● EXERCISE:
Pictures aside, quote the whole listing exactly.

BEGIN

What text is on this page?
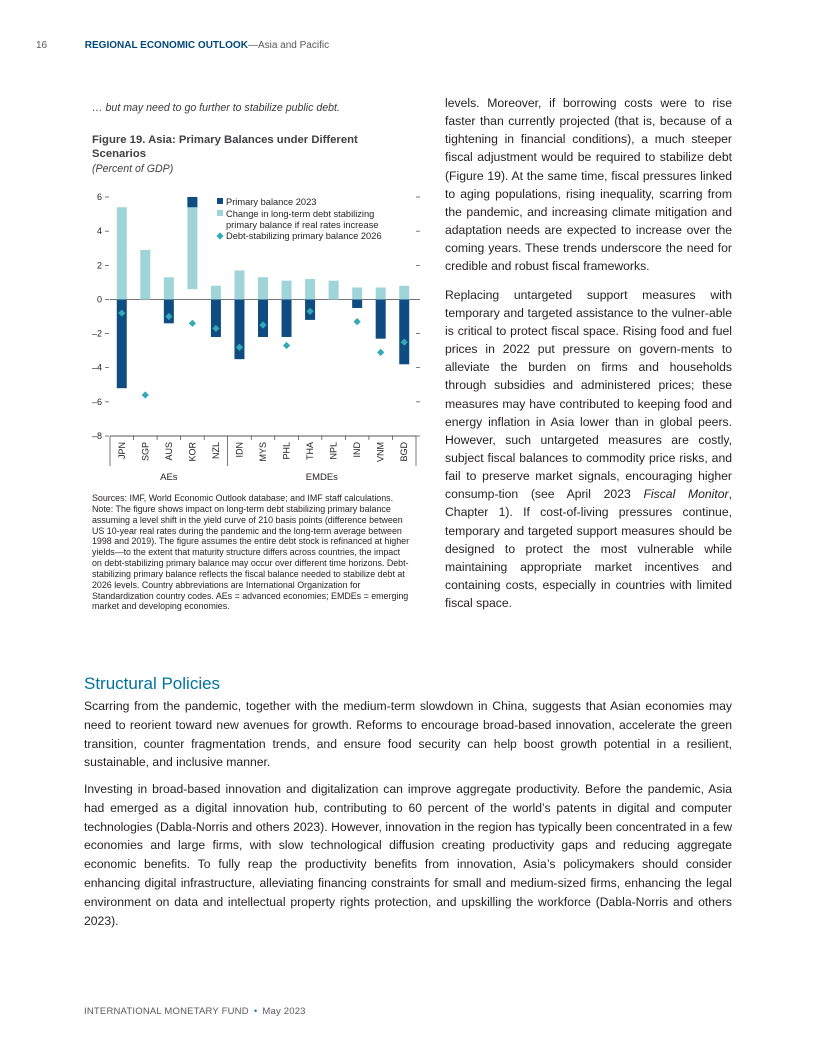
16	REGIONAL ECONOMIC OUTLOOK—Asia and Pacific
… but may need to go further to stabilize public debt.
Figure 19. Asia: Primary Balances under Different Scenarios
(Percent of GDP)
6
4
2
0
–2
–4
–6
–8
JPN SGP AUS KOR NZL IDN MYS PHL THA NPL IND VNM BGD
AEs	EMDEs
Primary balance 2023
Change in long-term debt stabilizing primary balance if real rates increase
Debt-stabilizing primary balance 2026
Sources: IMF, World Economic Outlook database; and IMF staff calculations.
Note: The figure shows impact on long-term debt stabilizing primary balance assuming a level shift in the yield curve of 210 basis points (difference between US 10-year real rates during the pandemic and the long-term average between 1998 and 2019). The figure assumes the entire debt stock is refinanced at higher yields—to the extent that maturity structure differs across countries, the impact on debt-stabilizing primary balance may occur over different time horizons. Debt-stabilizing primary balance reflects the fiscal balance needed to stabilize debt at 2026 levels. Country abbreviations are International Organization for Standardization country codes. AEs = advanced economies; EMDEs = emerging market and developing economies.

levels. Moreover, if borrowing costs were to rise faster than currently projected (that is, because of a tightening in financial conditions), a much steeper fiscal adjustment would be required to stabilize debt (Figure 19). At the same time, fiscal pressures linked to aging populations, rising inequality, scarring from the pandemic, and increasing climate mitigation and adaptation needs are expected to increase over the coming years. These trends underscore the need for credible and robust fiscal frameworks.

Replacing untargeted support measures with temporary and targeted assistance to the vulner-able is critical to protect fiscal space. Rising food and fuel prices in 2022 put pressure on govern-ments to alleviate the burden on firms and households through subsidies and administered prices; these measures may have contributed to keeping food and energy inflation in Asia lower than in global peers. However, such untargeted measures are costly, subject fiscal balances to commodity price risks, and fail to preserve market signals, encouraging higher consump-tion (see April 2023 Fiscal Monitor, Chapter 1). If cost-of-living pressures continue, temporary and targeted support measures should be designed to protect the most vulnerable while maintaining appropriate market incentives and containing costs, especially in countries with limited fiscal space.

Structural Policies

Scarring from the pandemic, together with the medium-term slowdown in China, suggests that Asian economies may need to reorient toward new avenues for growth. Reforms to encourage broad-based innovation, accelerate the green transition, counter fragmentation trends, and ensure food security can help boost growth potential in a resilient, sustainable, and inclusive manner.

Investing in broad-based innovation and digitalization can improve aggregate productivity. Before the pandemic, Asia had emerged as a digital innovation hub, contributing to 60 percent of the world’s patents in digital and computer technologies (Dabla-Norris and others 2023). However, innovation in the region has typically been concentrated in a few economies and large firms, with slow technological diffusion creating productivity gaps and reducing aggregate economic benefits. To fully reap the productivity benefits from innovation, Asia’s policymakers should consider enhancing digital infrastructure, alleviating financing constraints for small and medium-sized firms, enhancing the legal environment on data and intellectual property rights protection, and upskilling the workforce (Dabla-Norris and others 2023).

INTERNATIONAL MONETARY FUND • May 2023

END

● SOLUTION:
What text is on this page?
16	REGIONAL ECONOMIC OUTLOOK—Asia and Pacific
… but may need to go further to stabilize public debt.
Figure 19. Asia: Primary Balances under Different Scenarios
(Percent of GDP)
6
4
2
0
–2
–4
–6
–8
JPN SGP AUS KOR NZL IDN MYS PHL THA NPL IND VNM BGD
AEs	EMDEs
Primary balance 2023
Change in long-term debt stabilizing primary balance if real rates increase
Debt-stabilizing primary balance 2026
Sources: IMF, World Economic Outlook database; and IMF staff calculations.
Note: The figure shows impact on long-term debt stabilizing primary balance assuming a level shift in the yield curve of 210 basis points (difference between US 10-year real rates during the pandemic and the long-term average between 1998 and 2019). The figure assumes the entire debt stock is refinanced at higher yields—to the extent that maturity structure differs across countries, the impact on debt-stabilizing primary balance may occur over different time horizons. Debt-stabilizing primary balance reflects the fiscal balance needed to stabilize debt at 2026 levels. Country abbreviations are International Organization for Standardization country codes. AEs = advanced economies; EMDEs = emerging market and developing economies.

levels. Moreover, if borrowing costs were to rise faster than currently projected (that is, because of a tightening in financial conditions), a much steeper fiscal adjustment would be required to stabilize debt (Figure 19). At the same time, fiscal pressures linked to aging populations, rising inequality, scarring from the pandemic, and increasing climate mitigation and adaptation needs are expected to increase over the coming years. These trends underscore the need for credible and robust fiscal frameworks.

Replacing untargeted support measures with temporary and targeted assistance to the vulner-able is critical to protect fiscal space. Rising food and fuel prices in 2022 put pressure on govern-ments to alleviate the burden on firms and households through subsidies and administered prices; these measures may have contributed to keeping food and energy inflation in Asia lower than in global peers. However, such untargeted measures are costly, subject fiscal balances to commodity price risks, and fail to preserve market signals, encouraging higher consump-tion (see April 2023 Fiscal Monitor, Chapter 1). If cost-of-living pressures continue, temporary and targeted support measures should be designed to protect the most vulnerable while maintaining appropriate market incentives and containing costs, especially in countries with limited fiscal space.

Structural Policies

Scarring from the pandemic, together with the medium-term slowdown in China, suggests that Asian economies may need to reorient toward new avenues for growth. Reforms to encourage broad-based innovation, accelerate the green transition, counter fragmentation trends, and ensure food security can help boost growth potential in a resilient, sustainable, and inclusive manner.

Investing in broad-based innovation and digitalization can improve aggregate productivity. Before the pandemic, Asia had emerged as a digital innovation hub, contributing to 60 percent of the world’s patents in digital and computer technologies (Dabla-Norris and others 2023). However, innovation in the region has typically been concentrated in a few economies and large firms, with slow technological diffusion creating productivity gaps and reducing aggregate economic benefits. To fully reap the productivity benefits from innovation, Asia’s policymakers should consider enhancing digital infrastructure, alleviating financing constraints for small and medium-sized firms, enhancing the legal environment on data and intellectual property rights protection, and upskilling the workforce (Dabla-Norris and others 2023).

INTERNATIONAL MONETARY FUND • May 2023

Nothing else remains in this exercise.